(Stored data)
* * * *

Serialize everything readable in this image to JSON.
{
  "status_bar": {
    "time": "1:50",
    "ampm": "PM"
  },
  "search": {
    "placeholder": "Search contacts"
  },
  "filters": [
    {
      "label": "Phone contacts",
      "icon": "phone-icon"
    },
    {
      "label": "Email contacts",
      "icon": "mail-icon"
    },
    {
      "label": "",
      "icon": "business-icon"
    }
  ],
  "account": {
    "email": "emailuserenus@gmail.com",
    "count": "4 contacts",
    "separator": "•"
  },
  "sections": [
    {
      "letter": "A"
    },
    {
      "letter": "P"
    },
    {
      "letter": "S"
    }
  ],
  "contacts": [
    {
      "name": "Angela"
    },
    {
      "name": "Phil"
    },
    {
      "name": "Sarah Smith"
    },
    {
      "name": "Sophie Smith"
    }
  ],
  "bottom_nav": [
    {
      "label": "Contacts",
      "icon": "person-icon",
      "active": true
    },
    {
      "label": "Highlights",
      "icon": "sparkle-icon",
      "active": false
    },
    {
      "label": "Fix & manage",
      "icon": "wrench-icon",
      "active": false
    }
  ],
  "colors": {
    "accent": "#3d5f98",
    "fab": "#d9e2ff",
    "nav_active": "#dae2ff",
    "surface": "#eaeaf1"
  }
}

* * * *

→ **Task to carry out**:
Select and copy every line of the material that holds the string "name".

→ **Response below**:
      "name": "Angela"
      "name": "Phil"
      "name": "Sarah Smith"
      "name": "Sophie Smith"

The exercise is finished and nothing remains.